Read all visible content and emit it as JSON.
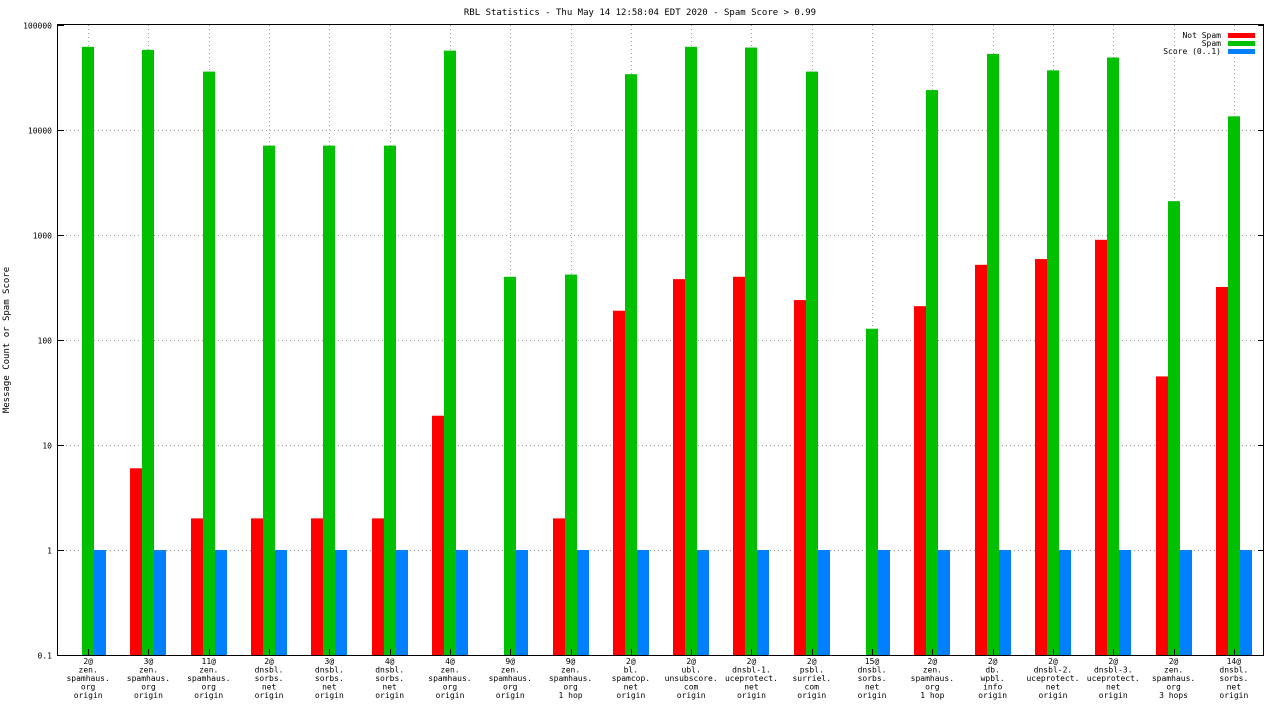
{
  "chart_data": {
    "type": "bar",
    "title": "RBL Statistics - Thu May 14 12:58:04 EDT 2020 - Spam Score > 0.99",
    "xlabel": "",
    "ylabel": "Message Count or Spam Score",
    "yscale": "log",
    "ylim": [
      0.1,
      100000
    ],
    "yticks": [
      {
        "value": 0.1,
        "label": "0.1"
      },
      {
        "value": 1,
        "label": "1"
      },
      {
        "value": 10,
        "label": "10"
      },
      {
        "value": 100,
        "label": "100"
      },
      {
        "value": 1000,
        "label": "1000"
      },
      {
        "value": 10000,
        "label": "10000"
      },
      {
        "value": 100000,
        "label": "100000"
      }
    ],
    "grid": true,
    "legend": "top-right",
    "categories": [
      [
        "2@",
        "zen.",
        "spamhaus.",
        "org",
        "origin"
      ],
      [
        "3@",
        "zen.",
        "spamhaus.",
        "org",
        "origin"
      ],
      [
        "11@",
        "zen.",
        "spamhaus.",
        "org",
        "origin"
      ],
      [
        "2@",
        "dnsbl.",
        "sorbs.",
        "net",
        "origin"
      ],
      [
        "3@",
        "dnsbl.",
        "sorbs.",
        "net",
        "origin"
      ],
      [
        "4@",
        "dnsbl.",
        "sorbs.",
        "net",
        "origin"
      ],
      [
        "4@",
        "zen.",
        "spamhaus.",
        "org",
        "origin"
      ],
      [
        "9@",
        "zen.",
        "spamhaus.",
        "org",
        "origin"
      ],
      [
        "9@",
        "zen.",
        "spamhaus.",
        "org",
        "1 hop"
      ],
      [
        "2@",
        "bl.",
        "spamcop.",
        "net",
        "origin"
      ],
      [
        "2@",
        "ubl.",
        "unsubscore.",
        "com",
        "origin"
      ],
      [
        "2@",
        "dnsbl-1.",
        "uceprotect.",
        "net",
        "origin"
      ],
      [
        "2@",
        "psbl.",
        "surriel.",
        "com",
        "origin"
      ],
      [
        "15@",
        "dnsbl.",
        "sorbs.",
        "net",
        "origin"
      ],
      [
        "2@",
        "zen.",
        "spamhaus.",
        "org",
        "1 hop"
      ],
      [
        "2@",
        "db.",
        "wpbl.",
        "info",
        "origin"
      ],
      [
        "2@",
        "dnsbl-2.",
        "uceprotect.",
        "net",
        "origin"
      ],
      [
        "2@",
        "dnsbl-3.",
        "uceprotect.",
        "net",
        "origin"
      ],
      [
        "2@",
        "zen.",
        "spamhaus.",
        "org",
        "3 hops"
      ],
      [
        "14@",
        "dnsbl.",
        "sorbs.",
        "net",
        "origin"
      ]
    ],
    "series": [
      {
        "name": "Not Spam",
        "color": "#ff0000",
        "values": [
          null,
          6,
          2,
          2,
          2,
          2,
          19,
          null,
          2,
          190,
          380,
          400,
          240,
          null,
          210,
          520,
          590,
          900,
          45,
          320
        ]
      },
      {
        "name": "Spam",
        "color": "#00c000",
        "values": [
          62000,
          58000,
          36000,
          7100,
          7100,
          7100,
          57000,
          400,
          420,
          34000,
          62000,
          61000,
          36000,
          128,
          24000,
          53000,
          37000,
          49000,
          2100,
          13500
        ]
      },
      {
        "name": "Score (0..1)",
        "color": "#0080ff",
        "values": [
          1,
          1,
          1,
          1,
          1,
          1,
          1,
          1,
          1,
          1,
          1,
          1,
          1,
          1,
          1,
          1,
          1,
          1,
          1,
          1
        ]
      }
    ]
  }
}
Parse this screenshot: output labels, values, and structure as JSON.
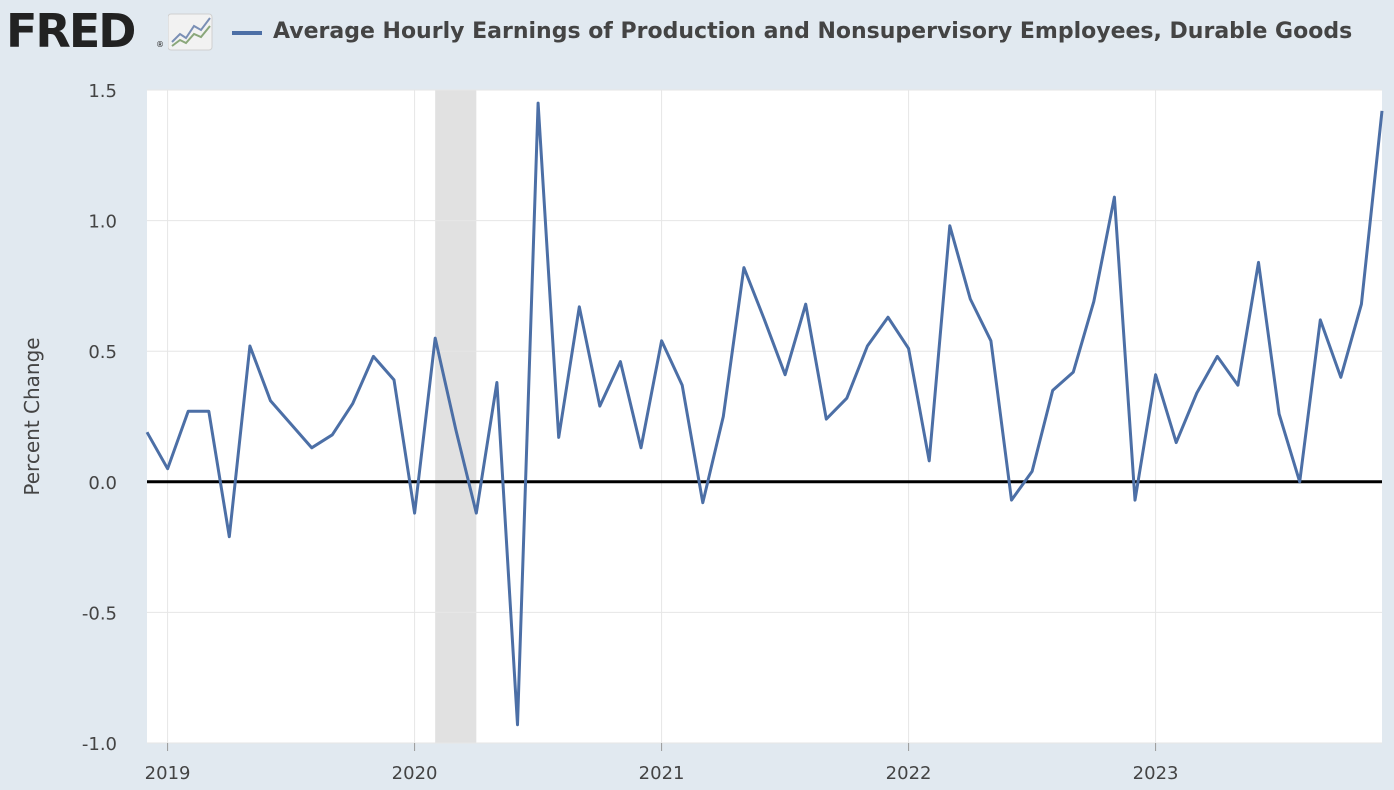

— Challenge —
Where a line of the records above holds the word "color", copy that line.

— The solution —
        "color": "#ff0000",
        "color": "#00c000",
        "color": "#0080ff",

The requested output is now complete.